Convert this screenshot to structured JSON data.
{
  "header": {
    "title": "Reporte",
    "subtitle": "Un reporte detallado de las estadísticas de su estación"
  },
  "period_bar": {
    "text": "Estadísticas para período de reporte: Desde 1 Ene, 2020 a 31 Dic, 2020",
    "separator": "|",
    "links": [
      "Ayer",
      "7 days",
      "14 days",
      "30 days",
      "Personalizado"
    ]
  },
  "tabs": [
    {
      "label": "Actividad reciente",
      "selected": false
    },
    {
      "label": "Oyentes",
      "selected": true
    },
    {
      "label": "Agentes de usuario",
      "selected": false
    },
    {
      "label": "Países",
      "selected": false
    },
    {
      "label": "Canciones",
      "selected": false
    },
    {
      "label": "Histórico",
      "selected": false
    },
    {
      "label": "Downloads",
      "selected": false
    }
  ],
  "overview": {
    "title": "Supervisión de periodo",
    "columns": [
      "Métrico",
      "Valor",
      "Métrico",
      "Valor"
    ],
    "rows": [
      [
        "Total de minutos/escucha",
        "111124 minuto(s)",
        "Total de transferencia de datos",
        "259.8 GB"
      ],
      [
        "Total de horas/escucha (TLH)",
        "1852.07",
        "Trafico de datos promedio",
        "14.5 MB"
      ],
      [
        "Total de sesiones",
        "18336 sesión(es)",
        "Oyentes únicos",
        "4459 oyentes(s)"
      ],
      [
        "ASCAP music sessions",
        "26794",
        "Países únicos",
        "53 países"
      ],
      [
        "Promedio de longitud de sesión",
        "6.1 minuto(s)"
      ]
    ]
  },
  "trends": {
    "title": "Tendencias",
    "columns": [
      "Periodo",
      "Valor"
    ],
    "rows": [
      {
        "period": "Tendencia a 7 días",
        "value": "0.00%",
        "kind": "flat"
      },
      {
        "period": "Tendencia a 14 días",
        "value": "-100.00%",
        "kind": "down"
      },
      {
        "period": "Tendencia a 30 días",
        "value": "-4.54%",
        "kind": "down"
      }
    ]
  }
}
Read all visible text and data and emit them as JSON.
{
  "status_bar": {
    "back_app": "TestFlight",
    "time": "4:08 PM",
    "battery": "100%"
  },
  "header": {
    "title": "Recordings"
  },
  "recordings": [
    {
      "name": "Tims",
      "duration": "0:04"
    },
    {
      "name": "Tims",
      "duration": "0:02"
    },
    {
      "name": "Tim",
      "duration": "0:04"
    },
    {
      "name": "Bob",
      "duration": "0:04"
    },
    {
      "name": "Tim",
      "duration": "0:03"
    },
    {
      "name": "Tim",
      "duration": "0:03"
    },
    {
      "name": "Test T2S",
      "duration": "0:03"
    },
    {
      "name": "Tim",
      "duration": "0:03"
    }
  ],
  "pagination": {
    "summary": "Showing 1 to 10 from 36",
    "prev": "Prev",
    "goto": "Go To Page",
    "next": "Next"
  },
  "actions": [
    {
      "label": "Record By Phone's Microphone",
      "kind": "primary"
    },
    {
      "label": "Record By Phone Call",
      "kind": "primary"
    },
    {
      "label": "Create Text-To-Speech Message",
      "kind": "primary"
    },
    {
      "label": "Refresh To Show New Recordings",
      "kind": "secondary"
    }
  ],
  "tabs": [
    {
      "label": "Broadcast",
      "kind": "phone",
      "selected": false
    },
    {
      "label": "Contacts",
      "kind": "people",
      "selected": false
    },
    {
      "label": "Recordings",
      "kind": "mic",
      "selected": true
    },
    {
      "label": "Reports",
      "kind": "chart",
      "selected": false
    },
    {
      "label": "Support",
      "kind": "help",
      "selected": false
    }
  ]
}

### GIVEN REQUEST:
Retype the records in full. Keep every line identical to the original.

### SOLUTION FOR THIS PROBLEM:
Convert this screenshot to structured JSON data.
{
  "header": {
    "title": "Reporte",
    "subtitle": "Un reporte detallado de las estadísticas de su estación"
  },
  "period_bar": {
    "text": "Estadísticas para período de reporte: Desde 1 Ene, 2020 a 31 Dic, 2020",
    "separator": "|",
    "links": [
      "Ayer",
      "7 days",
      "14 days",
      "30 days",
      "Personalizado"
    ]
  },
  "tabs": [
    {
      "label": "Actividad reciente",
      "selected": false
    },
    {
      "label": "Oyentes",
      "selected": true
    },
    {
      "label": "Agentes de usuario",
      "selected": false
    },
    {
      "label": "Países",
      "selected": false
    },
    {
      "label": "Canciones",
      "selected": false
    },
    {
      "label": "Histórico",
      "selected": false
    },
    {
      "label": "Downloads",
      "selected": false
    }
  ],
  "overview": {
    "title": "Supervisión de periodo",
    "columns": [
      "Métrico",
      "Valor",
      "Métrico",
      "Valor"
    ],
    "rows": [
      [
        "Total de minutos/escucha",
        "111124 minuto(s)",
        "Total de transferencia de datos",
        "259.8 GB"
      ],
      [
        "Total de horas/escucha (TLH)",
        "1852.07",
        "Trafico de datos promedio",
        "14.5 MB"
      ],
      [
        "Total de sesiones",
        "18336 sesión(es)",
        "Oyentes únicos",
        "4459 oyentes(s)"
      ],
      [
        "ASCAP music sessions",
        "26794",
        "Países únicos",
        "53 países"
      ],
      [
        "Promedio de longitud de sesión",
        "6.1 minuto(s)"
      ]
    ]
  },
  "trends": {
    "title": "Tendencias",
    "columns": [
      "Periodo",
      "Valor"
    ],
    "rows": [
      {
        "period": "Tendencia a 7 días",
        "value": "0.00%",
        "kind": "flat"
      },
      {
        "period": "Tendencia a 14 días",
        "value": "-100.00%",
        "kind": "down"
      },
      {
        "period": "Tendencia a 30 días",
        "value": "-4.54%",
        "kind": "down"
      }
    ]
  }
}
Read all visible text and data and emit them as JSON.
{
  "status_bar": {
    "back_app": "TestFlight",
    "time": "4:08 PM",
    "battery": "100%"
  },
  "header": {
    "title": "Recordings"
  },
  "recordings": [
    {
      "name": "Tims",
      "duration": "0:04"
    },
    {
      "name": "Tims",
      "duration": "0:02"
    },
    {
      "name": "Tim",
      "duration": "0:04"
    },
    {
      "name": "Bob",
      "duration": "0:04"
    },
    {
      "name": "Tim",
      "duration": "0:03"
    },
    {
      "name": "Tim",
      "duration": "0:03"
    },
    {
      "name": "Test T2S",
      "duration": "0:03"
    },
    {
      "name": "Tim",
      "duration": "0:03"
    }
  ],
  "pagination": {
    "summary": "Showing 1 to 10 from 36",
    "prev": "Prev",
    "goto": "Go To Page",
    "next": "Next"
  },
  "actions": [
    {
      "label": "Record By Phone's Microphone",
      "kind": "primary"
    },
    {
      "label": "Record By Phone Call",
      "kind": "primary"
    },
    {
      "label": "Create Text-To-Speech Message",
      "kind": "primary"
    },
    {
      "label": "Refresh To Show New Recordings",
      "kind": "secondary"
    }
  ],
  "tabs": [
    {
      "label": "Broadcast",
      "kind": "phone",
      "selected": false
    },
    {
      "label": "Contacts",
      "kind": "people",
      "selected": false
    },
    {
      "label": "Recordings",
      "kind": "mic",
      "selected": true
    },
    {
      "label": "Reports",
      "kind": "chart",
      "selected": false
    },
    {
      "label": "Support",
      "kind": "help",
      "selected": false
    }
  ]
}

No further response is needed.